Lesetext ▸
____________________
Deutschland ist äußerst beliebt bei internationalen Geldwäschern.

Geldwäsche-Paradies Deutschland
Keine Bargeldobergrenze, ein überwiegend leeres Transparenzregister für Immobilien und eine nicht funktionierende Verdachtsfälle-Bearbeitungsbehörde machen es Geldwäschern in Deutschland leicht © Pressefoto ZDF, Karolin Schnepper

Rund 100 Milliarden schmutzige Euro werden schätzungsweise jedes Jahr hierzulande gewaschen. „ZDFzoom“ ging der Frage nach, warum Deutschland nach wie vor ein idealer Standort ist, um die Herkunft illegaler Vermögen zu verschleiern.

In Deutschland gibt es keine Bargeld-Obergrenze. Alles kann cash bezahlt werden – eine Ausweispflicht besteht erst ab 10.000 Euro. Das deutsche System der Geldwäschebekämpfung hat viele Schwachstellen. Vor allem die Zentralstelle für Transaktionsuntersuchungen, die sogenannte Financial Intelligence Unit (FIU), wird ihrem gesetzlichen Auftrag nicht gerecht – so ein geheimer Prüfbericht des Bundesrechnungshofes.

Der Vorwurf: Der Behörde fehlten entscheidende Zugriffsrechte auf Polizei- und Steuerdaten, und die Analyseberichte, die sie an die Strafverfolgungsbehörden weiterleite, kämen oft verspätet an oder seien unzureichend.

„ZDFzoom“-Reporter Robert Grantner recherchierte – teils mit verdeckter Kamera -, welche Schwachstellen Geldwäscher gezielt ausnutzen. Er sprach mit Experten, Politikern und einem Insider der FIU.

Der Bundestagsabgeordnete Markus Herbrand, Mitglied im Finanzausschuss des Deutschen Bundestages, schätzte zur aktuellen Lage ein:„Die Gangster lachen sich kaputt darüber, was sie hier in Deutschland machen können. Es kann ja nicht sein. Uns als Rechtsstaat kann es ja nicht egal sein, dass inkriminierte Gelder wieder in den Geldkreislauf geraten.“

Das geht natürlich auch andernorts auf der Welt. Aber Deutschland hat noch
einen zweiten entscheidenden Vorteil.
____________________
Vorliegendes Material ▸

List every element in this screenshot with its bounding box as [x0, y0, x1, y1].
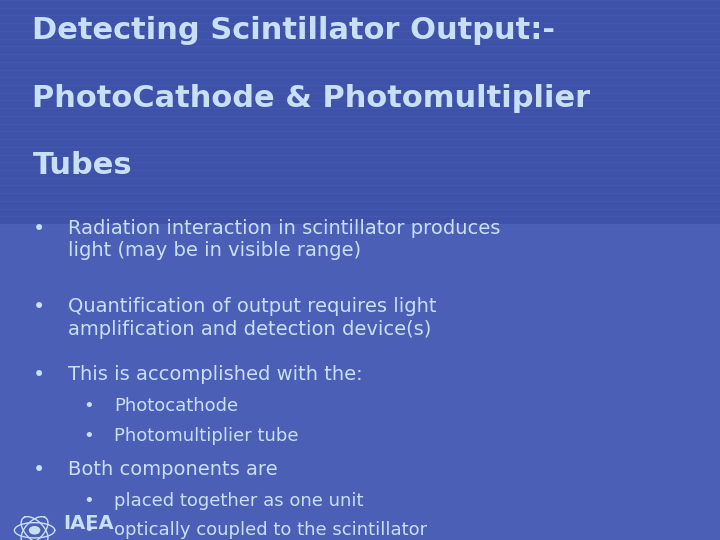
____________________
Schriftliche Aufgaben ▸
1. Ändere im Text über Geldwäsche in Deutschland den Abschnitt von "Rund 100 Milliarden" bis einschließlich "Prüfbericht des Bundesrechnungshofes." ab, indem du "Schwachstellen" durch "Lücken" ersetzt. Gib den geänderten Abschnitt wieder.
2. Setze den Text über Geldwäsche in Deutschland fort, wo er aufhört.

Lösungen ▸
1.
Rund 100 Milliarden schmutzige Euro werden schätzungsweise jedes Jahr hierzulande gewaschen. „ZDFzoom“ ging der Frage nach, warum Deutschland nach wie vor ein idealer Standort ist, um die Herkunft illegaler Vermögen zu verschleiern.

In Deutschland gibt es keine Bargeld-Obergrenze. Alles kann cash bezahlt werden – eine Ausweispflicht besteht erst ab 10.000 Euro. Das deutsche System der Geldwäschebekämpfung hat viele Lücken. Vor allem die Zentralstelle für Transaktionsuntersuchungen, die sogenannte Financial Intelligence Unit (FIU), wird ihrem gesetzlichen Auftrag nicht gerecht – so ein geheimer Prüfbericht des Bundesrechnungshofes.

2.
Kriminalhauptkommissar Sebastian Fiedler, Vorsitzender des Bundes Deutcher Kriminalbeamter weiß: „Auch Geldwäscher wollen eigentlich wissen, wenn sie hier eine Immobilie erwerben, dass sie ihnen in vielen Jahren auch noch gehört. Und das der Staat nicht irgendwie so marode ist, dass sie Sorge haben müssen, dass sie auch ihr kriminelles Vermögen wieder los sind. Also sie können hier rechtssicher Geld waschen und anlegen.“

Geldwäsche-Paradies: Nur selten kommt es zu einer Razzia.

Köln Mühlheim. Alle paar Meter sind hier Juweliere und Goldhändler. Hier fand eine großangelegte Razzia gegen Geldwäsche anfang des Jahres statt. Einsatzkräfte des Zolls durchsuchten mehrere Juweliere und Schmuckläden. Eine international operierende Organisation soll hier in großem Stil Geld gewaschen haben. Im Morgengrauen wird eine der Hauptverdächtigen abgeführt. Die Fahnder entdeckten Sporttaschen voller Goldbarren und professionelle Geldzählmaschinen.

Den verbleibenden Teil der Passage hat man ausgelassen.